Stored data entries:
_ _ _ _ _ _ _

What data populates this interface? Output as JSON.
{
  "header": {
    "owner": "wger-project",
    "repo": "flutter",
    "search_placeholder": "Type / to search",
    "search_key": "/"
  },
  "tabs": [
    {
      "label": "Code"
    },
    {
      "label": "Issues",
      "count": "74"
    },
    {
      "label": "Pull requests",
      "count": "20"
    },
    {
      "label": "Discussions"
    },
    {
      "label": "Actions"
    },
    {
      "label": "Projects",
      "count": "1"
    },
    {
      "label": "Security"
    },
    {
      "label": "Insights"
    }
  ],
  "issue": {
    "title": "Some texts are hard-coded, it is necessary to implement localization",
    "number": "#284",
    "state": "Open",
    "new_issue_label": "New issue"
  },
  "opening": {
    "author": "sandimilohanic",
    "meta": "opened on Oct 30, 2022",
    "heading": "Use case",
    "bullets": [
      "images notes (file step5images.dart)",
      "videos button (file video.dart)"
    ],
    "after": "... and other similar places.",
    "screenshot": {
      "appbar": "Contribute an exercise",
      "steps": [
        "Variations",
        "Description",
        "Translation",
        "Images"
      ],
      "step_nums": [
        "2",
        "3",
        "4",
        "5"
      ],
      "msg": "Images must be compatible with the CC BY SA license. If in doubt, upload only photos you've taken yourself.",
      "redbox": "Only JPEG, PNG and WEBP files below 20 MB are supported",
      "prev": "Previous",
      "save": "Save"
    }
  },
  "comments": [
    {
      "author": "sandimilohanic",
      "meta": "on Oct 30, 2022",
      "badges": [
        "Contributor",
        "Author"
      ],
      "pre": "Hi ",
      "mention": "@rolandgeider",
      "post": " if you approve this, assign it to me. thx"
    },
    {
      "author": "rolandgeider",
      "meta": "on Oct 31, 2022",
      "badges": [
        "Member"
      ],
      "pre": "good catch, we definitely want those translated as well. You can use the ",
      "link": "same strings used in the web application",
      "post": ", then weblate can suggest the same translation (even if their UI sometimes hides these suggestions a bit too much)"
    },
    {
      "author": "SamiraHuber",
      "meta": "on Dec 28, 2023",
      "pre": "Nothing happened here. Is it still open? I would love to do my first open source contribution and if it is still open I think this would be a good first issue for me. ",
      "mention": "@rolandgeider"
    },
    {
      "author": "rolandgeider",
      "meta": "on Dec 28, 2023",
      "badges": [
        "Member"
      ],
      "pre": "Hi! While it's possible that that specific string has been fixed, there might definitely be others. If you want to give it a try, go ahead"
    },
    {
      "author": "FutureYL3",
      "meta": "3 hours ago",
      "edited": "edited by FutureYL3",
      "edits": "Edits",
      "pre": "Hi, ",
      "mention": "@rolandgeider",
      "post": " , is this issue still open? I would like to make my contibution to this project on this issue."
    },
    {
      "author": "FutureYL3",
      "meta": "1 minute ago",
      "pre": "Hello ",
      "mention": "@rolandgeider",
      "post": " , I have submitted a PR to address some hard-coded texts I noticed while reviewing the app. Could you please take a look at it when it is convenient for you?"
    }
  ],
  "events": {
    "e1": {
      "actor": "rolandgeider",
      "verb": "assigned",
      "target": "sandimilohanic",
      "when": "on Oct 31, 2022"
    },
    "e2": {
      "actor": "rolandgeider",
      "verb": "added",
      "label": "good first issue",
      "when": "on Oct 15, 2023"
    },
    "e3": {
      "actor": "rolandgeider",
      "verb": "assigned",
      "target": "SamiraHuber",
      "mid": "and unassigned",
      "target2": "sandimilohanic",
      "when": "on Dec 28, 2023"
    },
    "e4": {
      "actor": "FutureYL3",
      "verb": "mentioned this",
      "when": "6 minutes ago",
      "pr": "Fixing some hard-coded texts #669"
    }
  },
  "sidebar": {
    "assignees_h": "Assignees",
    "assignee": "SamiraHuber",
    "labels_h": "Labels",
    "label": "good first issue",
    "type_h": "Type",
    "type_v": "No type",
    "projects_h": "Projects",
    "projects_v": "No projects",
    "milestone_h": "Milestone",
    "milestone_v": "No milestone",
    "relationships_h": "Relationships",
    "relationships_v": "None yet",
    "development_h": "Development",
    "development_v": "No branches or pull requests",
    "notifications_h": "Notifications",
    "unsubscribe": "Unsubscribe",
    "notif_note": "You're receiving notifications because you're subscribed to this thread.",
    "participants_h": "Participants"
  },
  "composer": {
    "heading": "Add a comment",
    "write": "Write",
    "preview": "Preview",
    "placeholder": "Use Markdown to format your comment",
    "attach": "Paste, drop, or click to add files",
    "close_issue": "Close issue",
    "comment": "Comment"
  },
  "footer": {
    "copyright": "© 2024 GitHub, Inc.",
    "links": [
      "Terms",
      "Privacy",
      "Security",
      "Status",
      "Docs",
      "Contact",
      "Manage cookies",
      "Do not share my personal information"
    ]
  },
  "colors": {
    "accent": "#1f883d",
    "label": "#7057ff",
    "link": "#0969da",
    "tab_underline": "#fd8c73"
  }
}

_ _ _ _ _ _ _

• Exercise prompt
Pull every line containing "dart" from the data.

• In response
      "images notes (file step5images.dart)",
      "videos button (file video.dart)"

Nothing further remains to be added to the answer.